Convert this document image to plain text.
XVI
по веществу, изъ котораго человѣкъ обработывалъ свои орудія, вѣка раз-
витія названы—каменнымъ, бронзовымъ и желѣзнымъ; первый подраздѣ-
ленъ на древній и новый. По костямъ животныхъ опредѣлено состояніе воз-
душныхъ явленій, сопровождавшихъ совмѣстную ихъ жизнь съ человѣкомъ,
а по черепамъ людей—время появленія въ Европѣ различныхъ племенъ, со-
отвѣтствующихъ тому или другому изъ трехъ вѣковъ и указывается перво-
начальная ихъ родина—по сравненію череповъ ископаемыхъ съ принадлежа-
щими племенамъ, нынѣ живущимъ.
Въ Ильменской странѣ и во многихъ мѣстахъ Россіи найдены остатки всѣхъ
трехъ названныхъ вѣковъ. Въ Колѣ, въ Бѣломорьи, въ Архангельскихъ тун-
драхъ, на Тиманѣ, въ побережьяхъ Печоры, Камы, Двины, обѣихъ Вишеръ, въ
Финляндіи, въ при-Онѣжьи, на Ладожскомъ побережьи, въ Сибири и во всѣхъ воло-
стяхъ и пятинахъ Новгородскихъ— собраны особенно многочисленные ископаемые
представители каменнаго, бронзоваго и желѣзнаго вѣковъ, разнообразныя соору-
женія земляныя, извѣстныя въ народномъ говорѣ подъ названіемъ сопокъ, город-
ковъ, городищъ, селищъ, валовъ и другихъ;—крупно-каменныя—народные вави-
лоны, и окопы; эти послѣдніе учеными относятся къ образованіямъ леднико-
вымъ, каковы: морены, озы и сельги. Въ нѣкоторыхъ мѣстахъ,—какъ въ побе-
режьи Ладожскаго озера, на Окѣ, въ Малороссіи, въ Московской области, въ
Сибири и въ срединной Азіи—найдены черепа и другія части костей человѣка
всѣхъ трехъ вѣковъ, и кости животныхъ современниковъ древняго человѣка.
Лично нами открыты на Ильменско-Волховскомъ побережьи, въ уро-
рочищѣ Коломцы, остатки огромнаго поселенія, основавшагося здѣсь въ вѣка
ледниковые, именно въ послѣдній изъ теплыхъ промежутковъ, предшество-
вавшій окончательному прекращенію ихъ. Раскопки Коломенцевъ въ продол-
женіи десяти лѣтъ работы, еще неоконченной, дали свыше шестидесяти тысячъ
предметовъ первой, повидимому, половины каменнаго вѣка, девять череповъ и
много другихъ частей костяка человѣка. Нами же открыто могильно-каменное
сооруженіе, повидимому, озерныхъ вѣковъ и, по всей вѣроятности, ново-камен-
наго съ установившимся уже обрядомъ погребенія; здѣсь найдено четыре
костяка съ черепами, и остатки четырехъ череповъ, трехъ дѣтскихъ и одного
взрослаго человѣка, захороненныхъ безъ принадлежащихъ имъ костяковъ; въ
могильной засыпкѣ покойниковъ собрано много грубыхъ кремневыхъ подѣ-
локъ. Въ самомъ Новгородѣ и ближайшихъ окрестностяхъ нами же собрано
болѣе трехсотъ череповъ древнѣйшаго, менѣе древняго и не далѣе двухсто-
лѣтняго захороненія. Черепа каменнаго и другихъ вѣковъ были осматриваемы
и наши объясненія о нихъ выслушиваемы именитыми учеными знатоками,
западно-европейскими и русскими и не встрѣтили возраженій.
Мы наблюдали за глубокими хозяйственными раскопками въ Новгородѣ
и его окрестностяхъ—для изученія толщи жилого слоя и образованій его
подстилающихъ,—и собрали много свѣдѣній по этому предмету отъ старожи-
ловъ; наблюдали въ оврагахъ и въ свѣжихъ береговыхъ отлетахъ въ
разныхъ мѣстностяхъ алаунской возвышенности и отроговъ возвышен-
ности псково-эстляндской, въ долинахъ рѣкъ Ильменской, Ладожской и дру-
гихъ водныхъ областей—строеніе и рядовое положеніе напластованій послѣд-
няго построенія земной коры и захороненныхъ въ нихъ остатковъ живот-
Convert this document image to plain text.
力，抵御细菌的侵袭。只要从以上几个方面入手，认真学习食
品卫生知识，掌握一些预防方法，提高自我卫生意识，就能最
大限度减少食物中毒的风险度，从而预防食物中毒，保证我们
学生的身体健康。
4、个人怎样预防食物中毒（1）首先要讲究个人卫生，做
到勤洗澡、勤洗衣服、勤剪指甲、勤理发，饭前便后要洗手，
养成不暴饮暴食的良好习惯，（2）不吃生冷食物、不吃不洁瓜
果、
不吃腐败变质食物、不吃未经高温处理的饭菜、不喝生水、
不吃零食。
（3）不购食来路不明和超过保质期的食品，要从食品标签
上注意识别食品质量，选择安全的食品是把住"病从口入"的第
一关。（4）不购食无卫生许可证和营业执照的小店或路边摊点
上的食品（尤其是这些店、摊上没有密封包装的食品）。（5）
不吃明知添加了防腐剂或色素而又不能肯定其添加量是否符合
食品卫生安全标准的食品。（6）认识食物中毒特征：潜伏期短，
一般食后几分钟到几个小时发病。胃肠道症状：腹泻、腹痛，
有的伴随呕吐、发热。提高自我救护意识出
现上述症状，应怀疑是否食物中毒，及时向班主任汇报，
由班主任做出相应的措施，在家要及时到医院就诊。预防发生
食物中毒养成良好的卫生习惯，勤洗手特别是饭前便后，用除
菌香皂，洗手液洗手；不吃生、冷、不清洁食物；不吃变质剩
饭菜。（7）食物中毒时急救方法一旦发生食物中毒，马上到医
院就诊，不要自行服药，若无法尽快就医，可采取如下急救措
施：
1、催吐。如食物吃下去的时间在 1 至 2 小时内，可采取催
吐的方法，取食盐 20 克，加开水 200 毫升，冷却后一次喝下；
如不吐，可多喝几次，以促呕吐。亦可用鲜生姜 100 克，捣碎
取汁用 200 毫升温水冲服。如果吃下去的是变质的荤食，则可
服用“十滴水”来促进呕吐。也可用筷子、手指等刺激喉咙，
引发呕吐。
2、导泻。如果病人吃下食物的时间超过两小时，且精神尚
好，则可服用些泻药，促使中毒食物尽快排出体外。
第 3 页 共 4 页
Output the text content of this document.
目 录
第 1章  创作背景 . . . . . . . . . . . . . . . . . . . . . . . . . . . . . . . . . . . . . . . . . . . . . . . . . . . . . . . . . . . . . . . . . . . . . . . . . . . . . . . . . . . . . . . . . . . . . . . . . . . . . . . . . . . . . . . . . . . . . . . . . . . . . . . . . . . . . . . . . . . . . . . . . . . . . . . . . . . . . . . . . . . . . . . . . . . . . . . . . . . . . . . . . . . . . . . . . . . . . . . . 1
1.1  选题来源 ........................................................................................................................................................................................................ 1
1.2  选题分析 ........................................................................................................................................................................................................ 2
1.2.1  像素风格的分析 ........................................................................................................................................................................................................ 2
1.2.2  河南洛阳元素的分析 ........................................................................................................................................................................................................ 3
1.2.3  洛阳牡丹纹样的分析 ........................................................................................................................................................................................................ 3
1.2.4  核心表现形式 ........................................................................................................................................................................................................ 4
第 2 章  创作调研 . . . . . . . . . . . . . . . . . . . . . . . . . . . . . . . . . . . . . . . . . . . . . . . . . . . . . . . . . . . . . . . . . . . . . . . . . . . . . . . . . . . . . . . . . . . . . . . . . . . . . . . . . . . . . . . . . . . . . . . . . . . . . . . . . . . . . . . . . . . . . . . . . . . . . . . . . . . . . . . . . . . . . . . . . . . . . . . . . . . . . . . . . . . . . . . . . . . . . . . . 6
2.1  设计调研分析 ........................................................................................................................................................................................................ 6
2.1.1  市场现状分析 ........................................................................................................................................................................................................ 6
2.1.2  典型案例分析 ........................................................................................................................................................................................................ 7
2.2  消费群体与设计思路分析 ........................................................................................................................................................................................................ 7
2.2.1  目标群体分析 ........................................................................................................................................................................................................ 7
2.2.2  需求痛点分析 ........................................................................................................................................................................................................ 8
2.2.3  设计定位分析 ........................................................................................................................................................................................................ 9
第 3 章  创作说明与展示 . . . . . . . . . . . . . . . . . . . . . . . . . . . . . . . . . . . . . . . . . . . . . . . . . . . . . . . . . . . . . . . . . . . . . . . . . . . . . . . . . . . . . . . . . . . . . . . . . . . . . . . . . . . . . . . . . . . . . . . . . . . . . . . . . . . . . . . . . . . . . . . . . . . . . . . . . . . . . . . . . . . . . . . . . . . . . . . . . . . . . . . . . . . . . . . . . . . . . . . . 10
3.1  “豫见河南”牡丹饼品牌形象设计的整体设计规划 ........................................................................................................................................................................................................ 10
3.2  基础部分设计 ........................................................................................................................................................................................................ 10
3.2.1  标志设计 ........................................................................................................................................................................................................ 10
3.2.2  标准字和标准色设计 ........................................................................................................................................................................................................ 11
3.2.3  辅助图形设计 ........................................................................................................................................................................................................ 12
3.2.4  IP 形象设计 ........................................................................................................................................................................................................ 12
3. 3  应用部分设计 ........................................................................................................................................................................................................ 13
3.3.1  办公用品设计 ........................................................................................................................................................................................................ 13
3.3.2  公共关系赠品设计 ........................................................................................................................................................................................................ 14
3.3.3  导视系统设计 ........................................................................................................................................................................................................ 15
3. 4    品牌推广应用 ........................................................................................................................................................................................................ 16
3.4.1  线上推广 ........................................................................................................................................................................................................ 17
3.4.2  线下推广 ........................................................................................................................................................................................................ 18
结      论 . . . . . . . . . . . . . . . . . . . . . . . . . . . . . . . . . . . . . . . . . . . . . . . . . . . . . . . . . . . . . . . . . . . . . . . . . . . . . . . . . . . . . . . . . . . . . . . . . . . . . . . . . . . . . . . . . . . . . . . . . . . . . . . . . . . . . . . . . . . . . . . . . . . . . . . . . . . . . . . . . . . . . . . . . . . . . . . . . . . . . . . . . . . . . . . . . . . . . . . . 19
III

_Exercise aim_
Check every line for "вѣковъ" and show the ones that have it.

_Full response_
отвѣтствующихъ тому или другому изъ трехъ вѣковъ и указывается перво-
трехъ названныхъ вѣковъ. Въ Колѣ, въ Бѣломорьи, въ Архангельскихъ тун-
представители каменнаго, бронзоваго и желѣзнаго вѣковъ, разнообразныя соору-
всѣхъ трехъ вѣковъ, и кости животныхъ современниковъ древняго человѣка.
сооруженіе, повидимому, озерныхъ вѣковъ и, по всей вѣроятности, ново-камен-
лѣтняго захороненія. Черепа каменнаго и другихъ вѣковъ были осматриваемы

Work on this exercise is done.